◆ TASK DIRECTIONS
Tally the lines that contain the string "overall" and state that total without comment.
· · ·
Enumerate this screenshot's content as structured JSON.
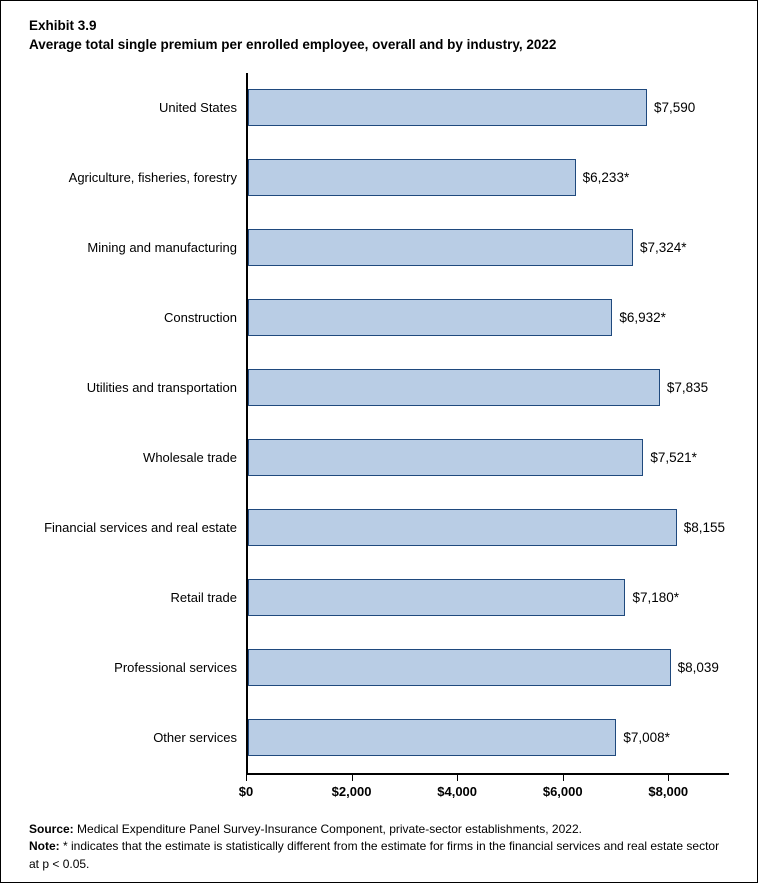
{
  "header": {
    "line1": "Exhibit 3.9",
    "line2": "Average total single premium per enrolled employee, overall and by industry, 2022"
  },
  "chart_data": {
    "type": "bar",
    "orientation": "horizontal",
    "title": "Average total single premium per enrolled employee, overall and by industry, 2022",
    "categories": [
      "United States",
      "Agriculture, fisheries, forestry",
      "Mining and manufacturing",
      "Construction",
      "Utilities and transportation",
      "Wholesale trade",
      "Financial services and real estate",
      "Retail trade",
      "Professional services",
      "Other services"
    ],
    "values": [
      7590,
      6233,
      7324,
      6932,
      7835,
      7521,
      8155,
      7180,
      8039,
      7008
    ],
    "value_labels": [
      "$7,590",
      "$6,233*",
      "$7,324*",
      "$6,932*",
      "$7,835",
      "$7,521*",
      "$8,155",
      "$7,180*",
      "$8,039",
      "$7,008*"
    ],
    "xlabel": "",
    "ylabel": "",
    "xlim": [
      0,
      9150
    ],
    "xticks": [
      0,
      2000,
      4000,
      6000,
      8000
    ],
    "xtick_labels": [
      "$0",
      "$2,000",
      "$4,000",
      "$6,000",
      "$8,000"
    ],
    "grid": false,
    "legend": false,
    "bar_fill": "#b9cde5",
    "bar_border": "#1f497d",
    "axis_color": "#000000"
  },
  "footer": {
    "source_label": "Source:",
    "source_text": " Medical Expenditure Panel Survey-Insurance Component, private-sector establishments, 2022.",
    "note_label": "Note:",
    "note_text": " * indicates that the estimate is statistically different from the estimate for firms in the financial services and real estate sector at p < 0.05."
  }
}
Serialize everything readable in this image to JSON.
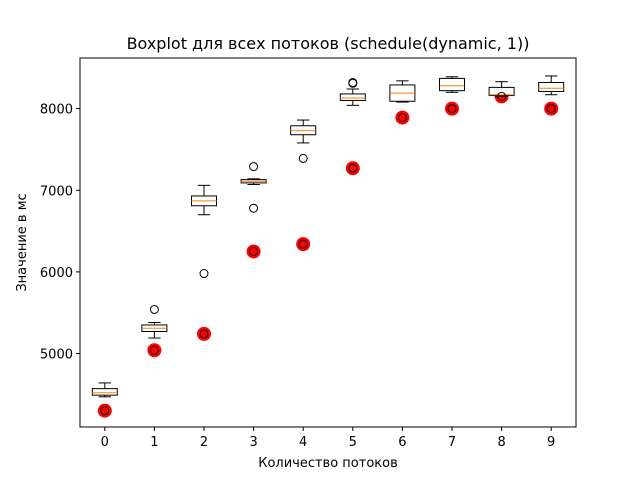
{
  "chart_data": {
    "type": "boxplot",
    "title": "Boxplot для всех потоков (schedule(dynamic, 1))",
    "xlabel": "Количество потоков",
    "ylabel": "Значение в мс",
    "categories": [
      "0",
      "1",
      "2",
      "3",
      "4",
      "5",
      "6",
      "7",
      "8",
      "9"
    ],
    "ylim": [
      4100,
      8620
    ],
    "yticks": [
      5000,
      6000,
      7000,
      8000
    ],
    "grid": false,
    "boxes": [
      {
        "x": 0,
        "whisker_low": 4470,
        "q1": 4490,
        "median": 4520,
        "q3": 4570,
        "whisker_high": 4640,
        "outliers": [
          4300
        ]
      },
      {
        "x": 1,
        "whisker_low": 5190,
        "q1": 5270,
        "median": 5310,
        "q3": 5350,
        "whisker_high": 5380,
        "outliers": [
          5540,
          5040
        ]
      },
      {
        "x": 2,
        "whisker_low": 6700,
        "q1": 6810,
        "median": 6870,
        "q3": 6930,
        "whisker_high": 7060,
        "outliers": [
          5980,
          5240
        ]
      },
      {
        "x": 3,
        "whisker_low": 7070,
        "q1": 7090,
        "median": 7110,
        "q3": 7130,
        "whisker_high": 7140,
        "outliers": [
          7290,
          6780,
          6250
        ]
      },
      {
        "x": 4,
        "whisker_low": 7580,
        "q1": 7680,
        "median": 7730,
        "q3": 7790,
        "whisker_high": 7860,
        "outliers": [
          7390,
          6340
        ]
      },
      {
        "x": 5,
        "whisker_low": 8040,
        "q1": 8100,
        "median": 8130,
        "q3": 8180,
        "whisker_high": 8240,
        "outliers": [
          8320,
          8310,
          7270
        ]
      },
      {
        "x": 6,
        "whisker_low": 8080,
        "q1": 8090,
        "median": 8190,
        "q3": 8290,
        "whisker_high": 8340,
        "outliers": [
          7890
        ]
      },
      {
        "x": 7,
        "whisker_low": 8200,
        "q1": 8220,
        "median": 8280,
        "q3": 8370,
        "whisker_high": 8390,
        "outliers": [
          8000
        ]
      },
      {
        "x": 8,
        "whisker_low": 8150,
        "q1": 8160,
        "median": 8170,
        "q3": 8260,
        "whisker_high": 8330,
        "outliers": [
          8150
        ]
      },
      {
        "x": 9,
        "whisker_low": 8170,
        "q1": 8210,
        "median": 8250,
        "q3": 8320,
        "whisker_high": 8400,
        "outliers": [
          8000
        ]
      }
    ],
    "highlight_points": [
      {
        "x": 0,
        "y": 4300
      },
      {
        "x": 1,
        "y": 5040
      },
      {
        "x": 2,
        "y": 5240
      },
      {
        "x": 3,
        "y": 6250
      },
      {
        "x": 4,
        "y": 6340
      },
      {
        "x": 5,
        "y": 7270
      },
      {
        "x": 6,
        "y": 7890
      },
      {
        "x": 7,
        "y": 8000
      },
      {
        "x": 8,
        "y": 8150
      },
      {
        "x": 9,
        "y": 8000
      }
    ],
    "colors": {
      "box": "#000000",
      "median": "#ff7f0e",
      "highlight": "#ff0000",
      "outlier": "#000000"
    }
  }
}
· · ·
◆ OUTPUT
2